Collected data
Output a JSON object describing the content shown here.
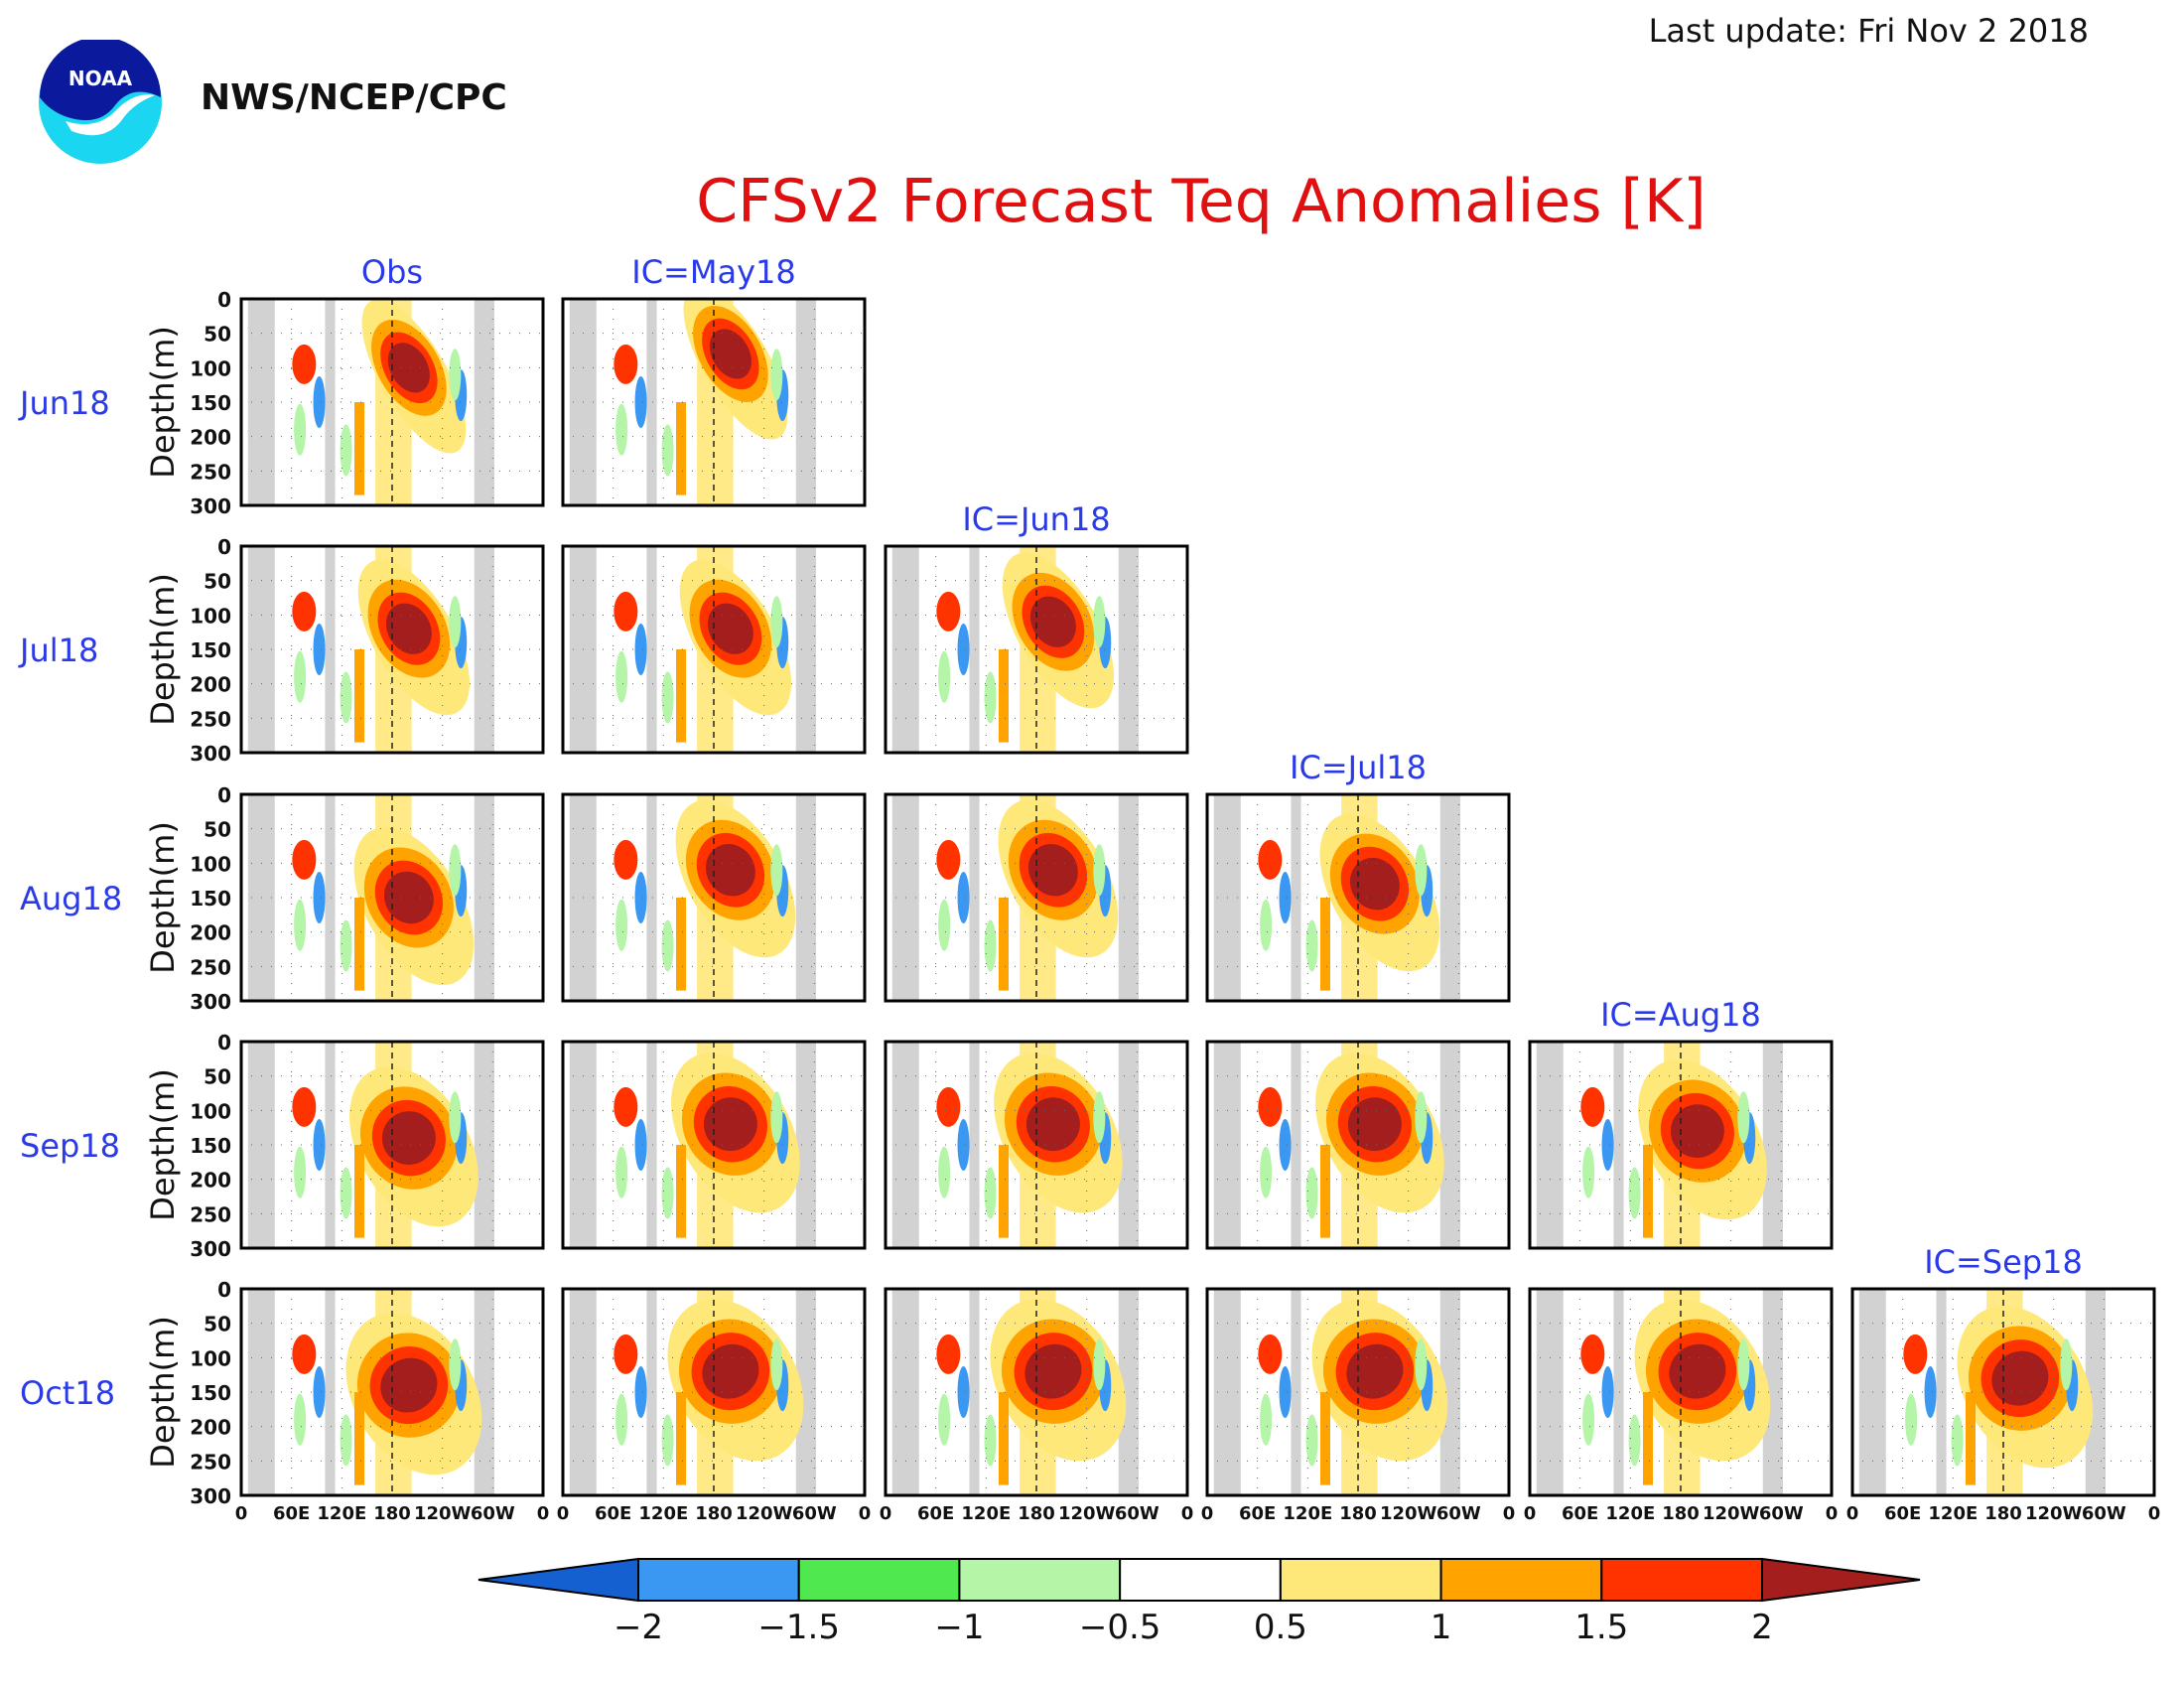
{
  "header": {
    "logo_text": "NOAA",
    "agency": "NWS/NCEP/CPC",
    "last_update": "Last update: Fri Nov 2 2018",
    "title": "CFSv2 Forecast Teq Anomalies [K]"
  },
  "chart_data": {
    "type": "heatmap",
    "title": "CFSv2 Forecast Teq Anomalies [K]",
    "ylabel": "Depth(m)",
    "ylim": [
      300,
      0
    ],
    "y_ticks": [
      "0",
      "50",
      "100",
      "150",
      "200",
      "250",
      "300"
    ],
    "x_ticks": [
      "0",
      "60E",
      "120E",
      "180",
      "120W",
      "60W",
      "0"
    ],
    "x_range": [
      "0",
      "0"
    ],
    "row_labels": [
      "Jun18",
      "Jul18",
      "Aug18",
      "Sep18",
      "Oct18"
    ],
    "column_labels": [
      "Obs",
      "IC=May18",
      "IC=Jun18",
      "IC=Jul18",
      "IC=Aug18",
      "IC=Sep18"
    ],
    "grid": true,
    "colorbar": {
      "ticks": [
        "−2",
        "−1.5",
        "−1",
        "−0.5",
        "0.5",
        "1",
        "1.5",
        "2"
      ],
      "levels": [
        -2,
        -1.5,
        -1,
        -0.5,
        0.5,
        1,
        1.5,
        2
      ],
      "colors": [
        "#1560d0",
        "#3a98f2",
        "#4fe84f",
        "#b4f5a8",
        "#ffffff",
        "#ffe87a",
        "#ffa300",
        "#ff3300",
        "#a51e1e"
      ],
      "extend": "both"
    },
    "land_color": "#d2d2d2",
    "panels": [
      {
        "row": "Jun18",
        "column": "Obs",
        "peak_anomaly": 2,
        "peak_depth_m": 100
      },
      {
        "row": "Jun18",
        "column": "IC=May18",
        "peak_anomaly": 2,
        "peak_depth_m": 80
      },
      {
        "row": "Jul18",
        "column": "Obs",
        "peak_anomaly": 2,
        "peak_depth_m": 120
      },
      {
        "row": "Jul18",
        "column": "IC=May18",
        "peak_anomaly": 2,
        "peak_depth_m": 120
      },
      {
        "row": "Jul18",
        "column": "IC=Jun18",
        "peak_anomaly": 2,
        "peak_depth_m": 110
      },
      {
        "row": "Aug18",
        "column": "Obs",
        "peak_anomaly": 2,
        "peak_depth_m": 150
      },
      {
        "row": "Aug18",
        "column": "IC=May18",
        "peak_anomaly": 2,
        "peak_depth_m": 110
      },
      {
        "row": "Aug18",
        "column": "IC=Jun18",
        "peak_anomaly": 2,
        "peak_depth_m": 110
      },
      {
        "row": "Aug18",
        "column": "IC=Jul18",
        "peak_anomaly": 2,
        "peak_depth_m": 130
      },
      {
        "row": "Sep18",
        "column": "Obs",
        "peak_anomaly": 2,
        "peak_depth_m": 140
      },
      {
        "row": "Sep18",
        "column": "IC=May18",
        "peak_anomaly": 2,
        "peak_depth_m": 120
      },
      {
        "row": "Sep18",
        "column": "IC=Jun18",
        "peak_anomaly": 2,
        "peak_depth_m": 120
      },
      {
        "row": "Sep18",
        "column": "IC=Jul18",
        "peak_anomaly": 2,
        "peak_depth_m": 120
      },
      {
        "row": "Sep18",
        "column": "IC=Aug18",
        "peak_anomaly": 2,
        "peak_depth_m": 130
      },
      {
        "row": "Oct18",
        "column": "Obs",
        "peak_anomaly": 2,
        "peak_depth_m": 140
      },
      {
        "row": "Oct18",
        "column": "IC=May18",
        "peak_anomaly": 2,
        "peak_depth_m": 120
      },
      {
        "row": "Oct18",
        "column": "IC=Jun18",
        "peak_anomaly": 2,
        "peak_depth_m": 120
      },
      {
        "row": "Oct18",
        "column": "IC=Jul18",
        "peak_anomaly": 2,
        "peak_depth_m": 120
      },
      {
        "row": "Oct18",
        "column": "IC=Aug18",
        "peak_anomaly": 2,
        "peak_depth_m": 120
      },
      {
        "row": "Oct18",
        "column": "IC=Sep18",
        "peak_anomaly": 2,
        "peak_depth_m": 130
      }
    ]
  }
}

Task details: Where a line above includes "Anomalies", copy that line.

Result for this task:
    "title": "CFSv2 Forecast Teq Anomalies [K]"
    "title": "CFSv2 Forecast Teq Anomalies [K]",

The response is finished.